##### DATA SHOWN #####
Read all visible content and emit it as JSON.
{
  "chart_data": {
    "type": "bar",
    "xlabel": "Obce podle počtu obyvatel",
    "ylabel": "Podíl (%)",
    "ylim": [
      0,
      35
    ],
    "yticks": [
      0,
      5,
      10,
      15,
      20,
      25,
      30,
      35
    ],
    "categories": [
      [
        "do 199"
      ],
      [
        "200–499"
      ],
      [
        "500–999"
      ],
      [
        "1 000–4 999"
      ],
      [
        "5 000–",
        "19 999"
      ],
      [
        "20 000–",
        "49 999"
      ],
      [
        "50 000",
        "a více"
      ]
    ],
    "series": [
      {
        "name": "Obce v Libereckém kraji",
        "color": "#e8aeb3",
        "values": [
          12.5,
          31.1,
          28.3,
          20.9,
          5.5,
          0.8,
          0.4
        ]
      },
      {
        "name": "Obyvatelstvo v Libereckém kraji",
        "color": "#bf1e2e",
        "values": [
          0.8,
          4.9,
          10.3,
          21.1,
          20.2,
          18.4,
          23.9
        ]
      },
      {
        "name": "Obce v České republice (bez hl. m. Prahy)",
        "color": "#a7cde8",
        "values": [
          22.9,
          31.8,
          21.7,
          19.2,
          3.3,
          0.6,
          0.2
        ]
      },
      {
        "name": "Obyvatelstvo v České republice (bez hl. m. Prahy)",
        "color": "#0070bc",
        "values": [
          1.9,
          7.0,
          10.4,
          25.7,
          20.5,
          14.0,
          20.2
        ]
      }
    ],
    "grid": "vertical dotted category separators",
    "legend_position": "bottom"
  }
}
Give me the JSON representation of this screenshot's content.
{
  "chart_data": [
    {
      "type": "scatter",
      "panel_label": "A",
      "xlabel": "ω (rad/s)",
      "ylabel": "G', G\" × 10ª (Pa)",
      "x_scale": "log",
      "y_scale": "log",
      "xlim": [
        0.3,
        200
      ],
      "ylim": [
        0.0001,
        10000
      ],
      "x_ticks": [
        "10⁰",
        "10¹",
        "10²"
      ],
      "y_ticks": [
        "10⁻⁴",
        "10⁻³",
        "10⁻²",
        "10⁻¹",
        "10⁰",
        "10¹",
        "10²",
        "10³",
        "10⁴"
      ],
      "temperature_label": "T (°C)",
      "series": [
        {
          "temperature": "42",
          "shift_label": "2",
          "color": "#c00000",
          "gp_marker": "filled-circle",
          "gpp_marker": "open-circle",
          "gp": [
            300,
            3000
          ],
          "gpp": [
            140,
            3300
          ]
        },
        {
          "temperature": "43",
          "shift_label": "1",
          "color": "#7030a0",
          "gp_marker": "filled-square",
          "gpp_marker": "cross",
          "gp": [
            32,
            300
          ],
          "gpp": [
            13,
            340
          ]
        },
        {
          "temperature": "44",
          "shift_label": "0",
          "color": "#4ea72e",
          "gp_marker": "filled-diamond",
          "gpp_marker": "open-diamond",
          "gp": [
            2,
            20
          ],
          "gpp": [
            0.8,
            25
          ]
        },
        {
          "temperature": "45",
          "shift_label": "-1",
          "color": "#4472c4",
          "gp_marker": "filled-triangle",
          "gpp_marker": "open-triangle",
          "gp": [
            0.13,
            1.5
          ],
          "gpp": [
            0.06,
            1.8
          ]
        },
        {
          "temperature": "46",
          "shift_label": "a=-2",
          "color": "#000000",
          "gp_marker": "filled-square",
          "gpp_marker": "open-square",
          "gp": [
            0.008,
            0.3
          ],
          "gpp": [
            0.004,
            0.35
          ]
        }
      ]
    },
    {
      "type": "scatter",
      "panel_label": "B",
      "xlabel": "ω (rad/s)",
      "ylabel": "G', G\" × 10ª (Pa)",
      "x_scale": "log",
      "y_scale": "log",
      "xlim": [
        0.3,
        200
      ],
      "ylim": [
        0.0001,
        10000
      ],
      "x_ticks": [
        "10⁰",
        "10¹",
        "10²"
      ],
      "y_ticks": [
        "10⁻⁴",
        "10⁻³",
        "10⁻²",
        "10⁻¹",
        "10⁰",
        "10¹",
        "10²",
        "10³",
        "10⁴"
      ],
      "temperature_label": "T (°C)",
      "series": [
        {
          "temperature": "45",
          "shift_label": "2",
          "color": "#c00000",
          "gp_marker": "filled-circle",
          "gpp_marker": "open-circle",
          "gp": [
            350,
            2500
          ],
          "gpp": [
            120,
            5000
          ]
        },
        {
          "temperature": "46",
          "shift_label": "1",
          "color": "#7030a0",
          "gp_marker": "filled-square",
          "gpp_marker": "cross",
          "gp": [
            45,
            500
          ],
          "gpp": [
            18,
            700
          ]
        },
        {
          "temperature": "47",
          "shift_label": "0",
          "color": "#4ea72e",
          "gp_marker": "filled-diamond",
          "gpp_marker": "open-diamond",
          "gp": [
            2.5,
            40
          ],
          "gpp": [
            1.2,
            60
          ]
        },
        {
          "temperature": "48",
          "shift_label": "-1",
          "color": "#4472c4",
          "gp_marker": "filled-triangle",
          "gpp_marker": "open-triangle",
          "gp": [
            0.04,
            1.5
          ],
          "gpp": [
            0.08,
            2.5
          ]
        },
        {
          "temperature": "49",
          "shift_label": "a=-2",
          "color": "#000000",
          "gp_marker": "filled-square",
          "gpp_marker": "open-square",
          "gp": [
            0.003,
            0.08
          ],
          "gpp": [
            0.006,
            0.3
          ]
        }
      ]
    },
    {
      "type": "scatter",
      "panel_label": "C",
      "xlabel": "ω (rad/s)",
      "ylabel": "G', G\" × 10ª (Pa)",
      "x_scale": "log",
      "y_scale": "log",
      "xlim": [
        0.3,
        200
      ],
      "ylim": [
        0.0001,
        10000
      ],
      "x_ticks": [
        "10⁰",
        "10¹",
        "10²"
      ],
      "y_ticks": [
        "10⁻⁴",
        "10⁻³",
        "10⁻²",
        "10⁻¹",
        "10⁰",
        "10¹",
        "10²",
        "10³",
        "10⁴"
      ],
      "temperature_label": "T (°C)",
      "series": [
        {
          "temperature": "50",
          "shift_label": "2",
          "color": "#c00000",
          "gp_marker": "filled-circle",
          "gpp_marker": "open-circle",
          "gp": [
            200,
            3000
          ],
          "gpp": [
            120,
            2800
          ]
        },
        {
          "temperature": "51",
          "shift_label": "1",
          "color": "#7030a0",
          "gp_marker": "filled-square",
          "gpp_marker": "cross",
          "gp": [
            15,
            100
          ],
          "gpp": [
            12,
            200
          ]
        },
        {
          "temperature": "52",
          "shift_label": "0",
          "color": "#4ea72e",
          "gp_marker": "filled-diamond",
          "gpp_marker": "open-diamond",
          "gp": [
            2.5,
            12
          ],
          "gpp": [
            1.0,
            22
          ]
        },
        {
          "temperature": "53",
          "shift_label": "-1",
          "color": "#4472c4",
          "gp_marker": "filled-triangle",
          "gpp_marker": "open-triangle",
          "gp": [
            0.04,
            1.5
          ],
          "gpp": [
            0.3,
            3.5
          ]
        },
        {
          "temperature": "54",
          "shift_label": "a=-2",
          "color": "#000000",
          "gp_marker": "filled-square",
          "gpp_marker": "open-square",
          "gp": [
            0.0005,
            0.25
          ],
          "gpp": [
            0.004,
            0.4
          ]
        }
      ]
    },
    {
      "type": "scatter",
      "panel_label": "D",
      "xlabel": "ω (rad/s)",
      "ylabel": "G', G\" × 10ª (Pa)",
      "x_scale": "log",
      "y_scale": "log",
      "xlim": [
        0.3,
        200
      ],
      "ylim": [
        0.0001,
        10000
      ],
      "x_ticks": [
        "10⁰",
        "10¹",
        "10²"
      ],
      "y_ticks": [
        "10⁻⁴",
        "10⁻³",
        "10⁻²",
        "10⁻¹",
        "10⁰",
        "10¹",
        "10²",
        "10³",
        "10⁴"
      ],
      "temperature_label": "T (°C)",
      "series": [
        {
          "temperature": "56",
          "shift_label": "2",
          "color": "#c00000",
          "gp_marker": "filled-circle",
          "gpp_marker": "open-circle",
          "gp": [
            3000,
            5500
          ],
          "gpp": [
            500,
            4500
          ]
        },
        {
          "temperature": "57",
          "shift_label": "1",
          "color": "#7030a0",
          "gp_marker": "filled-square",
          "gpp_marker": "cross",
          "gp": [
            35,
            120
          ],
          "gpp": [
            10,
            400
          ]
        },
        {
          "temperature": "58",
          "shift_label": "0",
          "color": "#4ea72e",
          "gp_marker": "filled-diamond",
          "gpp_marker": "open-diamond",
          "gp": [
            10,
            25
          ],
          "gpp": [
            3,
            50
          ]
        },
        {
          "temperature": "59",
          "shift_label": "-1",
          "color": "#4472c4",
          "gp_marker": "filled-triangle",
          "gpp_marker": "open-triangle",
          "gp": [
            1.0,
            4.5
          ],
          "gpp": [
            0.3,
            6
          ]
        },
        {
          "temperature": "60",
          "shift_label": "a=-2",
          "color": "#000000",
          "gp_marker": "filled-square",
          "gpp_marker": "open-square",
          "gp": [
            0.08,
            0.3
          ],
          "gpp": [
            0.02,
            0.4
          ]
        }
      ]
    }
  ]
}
#####
> _OBJECTIVE_
Find out how many lines in the listing contain the string "republice". Give the number alone.

> _COMPLETE ANSWER_
2